*DATASET EXCERPTS*:
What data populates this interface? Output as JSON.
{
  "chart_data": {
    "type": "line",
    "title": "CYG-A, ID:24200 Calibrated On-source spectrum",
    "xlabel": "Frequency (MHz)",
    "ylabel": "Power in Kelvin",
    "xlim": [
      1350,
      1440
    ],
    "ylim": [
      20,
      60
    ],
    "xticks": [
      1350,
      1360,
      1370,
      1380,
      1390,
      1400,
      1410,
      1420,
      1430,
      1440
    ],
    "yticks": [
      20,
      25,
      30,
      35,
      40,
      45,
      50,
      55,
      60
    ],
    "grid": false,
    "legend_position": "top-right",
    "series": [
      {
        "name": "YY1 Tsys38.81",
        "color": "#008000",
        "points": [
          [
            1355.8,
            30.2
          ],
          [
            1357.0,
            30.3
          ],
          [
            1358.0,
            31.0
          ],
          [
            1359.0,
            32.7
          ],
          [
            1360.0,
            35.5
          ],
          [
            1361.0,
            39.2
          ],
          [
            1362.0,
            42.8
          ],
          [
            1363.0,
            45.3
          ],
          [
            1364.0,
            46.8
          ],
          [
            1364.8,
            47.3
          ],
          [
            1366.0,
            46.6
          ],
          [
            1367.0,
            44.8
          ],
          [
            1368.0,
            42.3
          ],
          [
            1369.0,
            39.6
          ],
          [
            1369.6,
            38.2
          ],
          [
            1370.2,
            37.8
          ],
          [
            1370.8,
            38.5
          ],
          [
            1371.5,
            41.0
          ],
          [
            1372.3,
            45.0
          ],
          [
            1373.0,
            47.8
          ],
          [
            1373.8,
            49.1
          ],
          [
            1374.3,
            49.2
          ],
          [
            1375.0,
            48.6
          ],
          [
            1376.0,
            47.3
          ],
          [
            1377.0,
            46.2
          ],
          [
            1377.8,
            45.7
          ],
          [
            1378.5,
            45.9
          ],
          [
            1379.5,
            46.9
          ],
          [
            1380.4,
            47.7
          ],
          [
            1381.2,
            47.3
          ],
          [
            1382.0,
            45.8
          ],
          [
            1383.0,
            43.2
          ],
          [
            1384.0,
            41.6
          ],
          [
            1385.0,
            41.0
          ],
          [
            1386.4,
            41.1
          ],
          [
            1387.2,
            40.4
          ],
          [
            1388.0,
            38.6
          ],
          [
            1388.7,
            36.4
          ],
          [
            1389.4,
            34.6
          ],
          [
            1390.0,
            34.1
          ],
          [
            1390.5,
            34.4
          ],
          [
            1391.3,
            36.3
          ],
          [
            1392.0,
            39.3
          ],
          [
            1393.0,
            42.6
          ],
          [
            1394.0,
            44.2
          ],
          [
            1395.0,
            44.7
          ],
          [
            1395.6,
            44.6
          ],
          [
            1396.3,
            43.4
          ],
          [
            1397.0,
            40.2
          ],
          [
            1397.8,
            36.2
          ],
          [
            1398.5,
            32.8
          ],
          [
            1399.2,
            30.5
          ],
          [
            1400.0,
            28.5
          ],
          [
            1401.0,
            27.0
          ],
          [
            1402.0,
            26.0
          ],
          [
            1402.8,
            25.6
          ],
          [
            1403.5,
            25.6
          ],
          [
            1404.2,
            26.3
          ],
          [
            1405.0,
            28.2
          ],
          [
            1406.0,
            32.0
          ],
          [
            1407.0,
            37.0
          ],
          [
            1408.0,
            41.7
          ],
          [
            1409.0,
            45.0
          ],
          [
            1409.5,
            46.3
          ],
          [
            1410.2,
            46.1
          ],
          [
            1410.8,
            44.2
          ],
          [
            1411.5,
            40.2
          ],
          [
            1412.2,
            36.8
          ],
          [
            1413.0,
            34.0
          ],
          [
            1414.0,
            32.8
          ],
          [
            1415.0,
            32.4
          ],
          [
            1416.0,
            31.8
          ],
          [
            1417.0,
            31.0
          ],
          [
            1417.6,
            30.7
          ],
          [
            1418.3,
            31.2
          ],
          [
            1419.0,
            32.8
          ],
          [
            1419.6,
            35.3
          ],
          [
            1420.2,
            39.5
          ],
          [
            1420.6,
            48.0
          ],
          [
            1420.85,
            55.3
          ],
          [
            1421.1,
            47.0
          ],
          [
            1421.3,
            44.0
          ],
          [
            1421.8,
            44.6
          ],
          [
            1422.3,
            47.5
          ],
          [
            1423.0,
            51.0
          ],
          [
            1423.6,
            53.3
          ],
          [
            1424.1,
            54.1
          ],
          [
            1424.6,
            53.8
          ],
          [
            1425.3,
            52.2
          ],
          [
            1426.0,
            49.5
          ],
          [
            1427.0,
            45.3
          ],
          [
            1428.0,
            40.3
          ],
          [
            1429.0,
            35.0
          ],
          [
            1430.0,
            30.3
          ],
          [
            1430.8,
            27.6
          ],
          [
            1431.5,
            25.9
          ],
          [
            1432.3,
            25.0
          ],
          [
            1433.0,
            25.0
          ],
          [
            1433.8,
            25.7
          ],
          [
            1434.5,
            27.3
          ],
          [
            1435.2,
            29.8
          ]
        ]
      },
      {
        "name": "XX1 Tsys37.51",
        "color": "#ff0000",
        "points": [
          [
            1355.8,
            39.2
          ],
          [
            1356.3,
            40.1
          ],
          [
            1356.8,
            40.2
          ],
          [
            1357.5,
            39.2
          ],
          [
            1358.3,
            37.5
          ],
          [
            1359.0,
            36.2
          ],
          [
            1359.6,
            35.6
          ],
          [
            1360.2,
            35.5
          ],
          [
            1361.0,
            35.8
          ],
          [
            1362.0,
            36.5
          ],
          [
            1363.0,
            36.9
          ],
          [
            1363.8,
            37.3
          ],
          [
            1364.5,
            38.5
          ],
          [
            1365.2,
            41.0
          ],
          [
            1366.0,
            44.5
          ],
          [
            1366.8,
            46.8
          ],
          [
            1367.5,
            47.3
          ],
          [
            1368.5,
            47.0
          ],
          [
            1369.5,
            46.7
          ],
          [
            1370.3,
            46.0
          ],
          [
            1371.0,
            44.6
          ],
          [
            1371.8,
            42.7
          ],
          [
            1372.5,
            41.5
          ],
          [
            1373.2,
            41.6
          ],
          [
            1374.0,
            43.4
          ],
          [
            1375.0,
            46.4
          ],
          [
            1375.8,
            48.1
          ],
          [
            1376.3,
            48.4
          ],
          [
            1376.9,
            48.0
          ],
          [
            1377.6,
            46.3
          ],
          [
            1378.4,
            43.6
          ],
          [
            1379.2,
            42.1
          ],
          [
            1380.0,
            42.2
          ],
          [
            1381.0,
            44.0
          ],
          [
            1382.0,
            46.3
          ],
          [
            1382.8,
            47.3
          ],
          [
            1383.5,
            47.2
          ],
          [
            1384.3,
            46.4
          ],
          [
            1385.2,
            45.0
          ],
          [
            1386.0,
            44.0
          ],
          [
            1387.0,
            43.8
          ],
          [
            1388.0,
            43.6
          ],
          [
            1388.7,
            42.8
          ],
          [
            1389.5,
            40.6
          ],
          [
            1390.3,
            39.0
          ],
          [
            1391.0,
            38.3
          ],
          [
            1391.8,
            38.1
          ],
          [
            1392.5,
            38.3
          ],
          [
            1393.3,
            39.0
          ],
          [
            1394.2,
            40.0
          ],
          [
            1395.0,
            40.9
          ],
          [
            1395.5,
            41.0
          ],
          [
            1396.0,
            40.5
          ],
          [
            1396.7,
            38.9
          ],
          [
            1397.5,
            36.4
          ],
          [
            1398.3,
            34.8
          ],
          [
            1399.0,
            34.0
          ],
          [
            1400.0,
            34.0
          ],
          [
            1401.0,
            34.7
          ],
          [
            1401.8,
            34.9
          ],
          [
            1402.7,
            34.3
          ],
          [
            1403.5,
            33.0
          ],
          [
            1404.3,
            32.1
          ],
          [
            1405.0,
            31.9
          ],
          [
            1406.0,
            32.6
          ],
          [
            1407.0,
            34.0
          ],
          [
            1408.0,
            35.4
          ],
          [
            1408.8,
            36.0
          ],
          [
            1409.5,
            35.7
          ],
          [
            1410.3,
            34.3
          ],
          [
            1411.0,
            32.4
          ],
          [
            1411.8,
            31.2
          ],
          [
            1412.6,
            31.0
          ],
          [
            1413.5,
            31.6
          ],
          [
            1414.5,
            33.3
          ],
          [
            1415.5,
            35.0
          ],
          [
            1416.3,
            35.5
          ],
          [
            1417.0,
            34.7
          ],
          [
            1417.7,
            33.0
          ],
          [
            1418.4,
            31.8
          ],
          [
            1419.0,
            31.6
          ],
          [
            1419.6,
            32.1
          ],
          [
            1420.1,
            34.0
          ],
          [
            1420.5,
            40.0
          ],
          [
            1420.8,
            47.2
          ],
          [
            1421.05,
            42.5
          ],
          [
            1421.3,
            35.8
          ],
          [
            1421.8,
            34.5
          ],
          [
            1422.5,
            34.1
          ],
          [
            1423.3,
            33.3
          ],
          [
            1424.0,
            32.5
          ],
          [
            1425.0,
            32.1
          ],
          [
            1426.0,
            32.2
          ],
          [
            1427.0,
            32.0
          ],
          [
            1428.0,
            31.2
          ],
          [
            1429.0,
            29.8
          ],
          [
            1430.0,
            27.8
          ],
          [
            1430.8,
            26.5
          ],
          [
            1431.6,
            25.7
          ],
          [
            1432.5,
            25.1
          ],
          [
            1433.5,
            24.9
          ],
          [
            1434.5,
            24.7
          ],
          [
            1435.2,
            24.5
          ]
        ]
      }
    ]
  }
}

*DIRECTIONS FOR THIS TASK*:
Gather each line in the data that holds the string "name".

*SOLUTION TO THE EXERCISE*:
        "name": "YY1 Tsys38.81",
        "name": "XX1 Tsys37.51",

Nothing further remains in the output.